Data records —
== Segment start ==
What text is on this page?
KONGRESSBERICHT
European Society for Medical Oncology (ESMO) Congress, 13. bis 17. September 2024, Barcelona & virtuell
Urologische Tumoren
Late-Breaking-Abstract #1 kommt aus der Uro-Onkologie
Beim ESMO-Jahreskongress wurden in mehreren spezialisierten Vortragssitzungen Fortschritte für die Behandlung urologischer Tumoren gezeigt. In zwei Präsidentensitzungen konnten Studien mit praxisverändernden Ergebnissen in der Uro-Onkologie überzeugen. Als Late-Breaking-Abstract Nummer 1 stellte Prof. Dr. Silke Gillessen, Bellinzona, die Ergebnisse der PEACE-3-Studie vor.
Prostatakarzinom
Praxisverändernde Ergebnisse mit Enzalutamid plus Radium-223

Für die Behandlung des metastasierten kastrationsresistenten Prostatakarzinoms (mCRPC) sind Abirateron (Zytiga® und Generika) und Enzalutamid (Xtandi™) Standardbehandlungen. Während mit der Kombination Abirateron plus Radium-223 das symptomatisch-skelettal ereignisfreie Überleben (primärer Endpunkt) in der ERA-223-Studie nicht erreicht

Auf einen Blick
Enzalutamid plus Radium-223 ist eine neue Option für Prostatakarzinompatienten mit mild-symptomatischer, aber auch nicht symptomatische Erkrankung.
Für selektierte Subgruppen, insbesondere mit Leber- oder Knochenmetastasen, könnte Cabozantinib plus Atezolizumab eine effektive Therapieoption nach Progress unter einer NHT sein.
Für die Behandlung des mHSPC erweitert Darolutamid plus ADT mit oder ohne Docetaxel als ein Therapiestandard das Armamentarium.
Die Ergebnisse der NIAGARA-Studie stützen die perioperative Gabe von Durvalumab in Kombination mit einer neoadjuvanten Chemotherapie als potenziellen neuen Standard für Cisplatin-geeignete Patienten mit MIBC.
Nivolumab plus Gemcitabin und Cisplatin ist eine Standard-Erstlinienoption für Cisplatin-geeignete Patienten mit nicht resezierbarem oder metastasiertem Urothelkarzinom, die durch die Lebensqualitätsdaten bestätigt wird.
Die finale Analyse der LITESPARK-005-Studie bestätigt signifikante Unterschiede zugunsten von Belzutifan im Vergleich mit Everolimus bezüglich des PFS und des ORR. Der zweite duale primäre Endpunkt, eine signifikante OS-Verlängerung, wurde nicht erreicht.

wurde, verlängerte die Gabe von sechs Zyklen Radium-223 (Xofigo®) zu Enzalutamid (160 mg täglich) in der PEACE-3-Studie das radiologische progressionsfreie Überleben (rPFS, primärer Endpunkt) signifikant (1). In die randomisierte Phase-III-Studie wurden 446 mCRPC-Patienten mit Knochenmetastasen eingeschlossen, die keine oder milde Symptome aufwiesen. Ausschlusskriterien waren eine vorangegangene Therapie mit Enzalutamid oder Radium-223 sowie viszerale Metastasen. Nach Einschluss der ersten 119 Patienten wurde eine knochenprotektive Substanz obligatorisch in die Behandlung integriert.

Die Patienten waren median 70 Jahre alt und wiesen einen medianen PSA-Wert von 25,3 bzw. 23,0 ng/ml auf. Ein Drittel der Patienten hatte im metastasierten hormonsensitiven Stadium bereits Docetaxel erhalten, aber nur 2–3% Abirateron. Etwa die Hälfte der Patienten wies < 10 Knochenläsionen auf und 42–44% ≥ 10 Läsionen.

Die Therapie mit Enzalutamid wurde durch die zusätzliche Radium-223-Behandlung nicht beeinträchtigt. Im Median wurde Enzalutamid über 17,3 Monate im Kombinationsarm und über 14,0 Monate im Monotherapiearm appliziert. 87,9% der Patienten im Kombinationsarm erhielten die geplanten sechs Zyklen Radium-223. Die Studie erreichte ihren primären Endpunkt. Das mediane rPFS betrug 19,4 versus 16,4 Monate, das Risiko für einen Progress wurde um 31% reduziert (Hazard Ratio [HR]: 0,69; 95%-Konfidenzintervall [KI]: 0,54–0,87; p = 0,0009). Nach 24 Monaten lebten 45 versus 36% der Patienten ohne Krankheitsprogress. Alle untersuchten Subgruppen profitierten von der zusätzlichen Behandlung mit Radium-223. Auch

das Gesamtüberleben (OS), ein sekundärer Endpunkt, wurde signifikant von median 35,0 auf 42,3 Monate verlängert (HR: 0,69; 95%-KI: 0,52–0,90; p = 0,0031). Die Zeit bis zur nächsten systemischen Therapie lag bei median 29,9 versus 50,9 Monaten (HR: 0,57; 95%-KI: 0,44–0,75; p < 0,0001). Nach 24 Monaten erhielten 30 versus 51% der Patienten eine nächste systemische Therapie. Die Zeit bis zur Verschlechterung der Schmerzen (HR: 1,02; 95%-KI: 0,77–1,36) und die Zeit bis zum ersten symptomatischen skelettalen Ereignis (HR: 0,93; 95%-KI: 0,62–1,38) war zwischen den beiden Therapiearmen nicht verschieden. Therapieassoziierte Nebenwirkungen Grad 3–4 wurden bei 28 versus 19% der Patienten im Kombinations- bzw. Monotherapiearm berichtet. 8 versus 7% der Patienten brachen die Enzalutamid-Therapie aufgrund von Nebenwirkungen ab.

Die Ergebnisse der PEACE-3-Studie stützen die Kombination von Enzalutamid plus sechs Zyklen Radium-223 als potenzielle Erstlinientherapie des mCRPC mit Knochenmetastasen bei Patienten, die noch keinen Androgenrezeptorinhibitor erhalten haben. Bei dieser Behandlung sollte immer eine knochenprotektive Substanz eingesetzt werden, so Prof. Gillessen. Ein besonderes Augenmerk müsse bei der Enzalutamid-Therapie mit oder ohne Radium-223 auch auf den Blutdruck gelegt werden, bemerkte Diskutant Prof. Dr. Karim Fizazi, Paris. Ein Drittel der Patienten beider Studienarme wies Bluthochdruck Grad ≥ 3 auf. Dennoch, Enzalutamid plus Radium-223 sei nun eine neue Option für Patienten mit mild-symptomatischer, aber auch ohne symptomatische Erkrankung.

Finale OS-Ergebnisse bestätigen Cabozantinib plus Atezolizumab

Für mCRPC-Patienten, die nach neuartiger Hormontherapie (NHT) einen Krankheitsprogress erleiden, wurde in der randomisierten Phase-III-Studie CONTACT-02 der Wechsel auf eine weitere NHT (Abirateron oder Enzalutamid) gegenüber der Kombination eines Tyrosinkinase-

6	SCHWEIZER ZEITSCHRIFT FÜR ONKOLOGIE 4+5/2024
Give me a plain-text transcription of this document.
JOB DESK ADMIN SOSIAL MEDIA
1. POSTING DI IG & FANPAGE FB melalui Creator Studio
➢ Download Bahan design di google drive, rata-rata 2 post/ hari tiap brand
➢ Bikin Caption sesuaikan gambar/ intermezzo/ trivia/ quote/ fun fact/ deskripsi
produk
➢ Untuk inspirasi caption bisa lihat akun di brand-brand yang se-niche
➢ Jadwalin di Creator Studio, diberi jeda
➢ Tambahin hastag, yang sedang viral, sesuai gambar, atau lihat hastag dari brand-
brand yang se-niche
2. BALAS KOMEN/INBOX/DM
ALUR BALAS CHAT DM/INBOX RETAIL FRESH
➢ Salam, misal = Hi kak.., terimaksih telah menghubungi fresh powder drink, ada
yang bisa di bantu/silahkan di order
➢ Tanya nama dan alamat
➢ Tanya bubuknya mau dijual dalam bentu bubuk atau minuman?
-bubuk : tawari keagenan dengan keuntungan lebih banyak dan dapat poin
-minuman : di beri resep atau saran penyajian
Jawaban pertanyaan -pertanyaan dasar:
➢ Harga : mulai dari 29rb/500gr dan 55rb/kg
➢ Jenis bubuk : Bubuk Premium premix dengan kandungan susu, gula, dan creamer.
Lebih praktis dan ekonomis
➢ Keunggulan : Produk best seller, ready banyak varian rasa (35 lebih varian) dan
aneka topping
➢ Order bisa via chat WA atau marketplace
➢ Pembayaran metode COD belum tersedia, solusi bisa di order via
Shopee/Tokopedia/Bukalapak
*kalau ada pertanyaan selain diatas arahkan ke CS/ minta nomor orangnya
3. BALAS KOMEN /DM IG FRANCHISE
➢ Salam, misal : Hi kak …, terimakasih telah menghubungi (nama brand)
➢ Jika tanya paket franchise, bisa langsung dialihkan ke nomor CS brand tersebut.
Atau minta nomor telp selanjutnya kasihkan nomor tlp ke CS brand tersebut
== Segment end ==
About this exercise — I need every line of the material that includes "lihat", so please copy them out.

Result for this exercise —
➢ Untuk inspirasi caption bisa lihat akun di brand-brand yang se-niche
➢ Tambahin hastag, yang sedang viral, sesuai gambar, atau lihat hastag dari brand-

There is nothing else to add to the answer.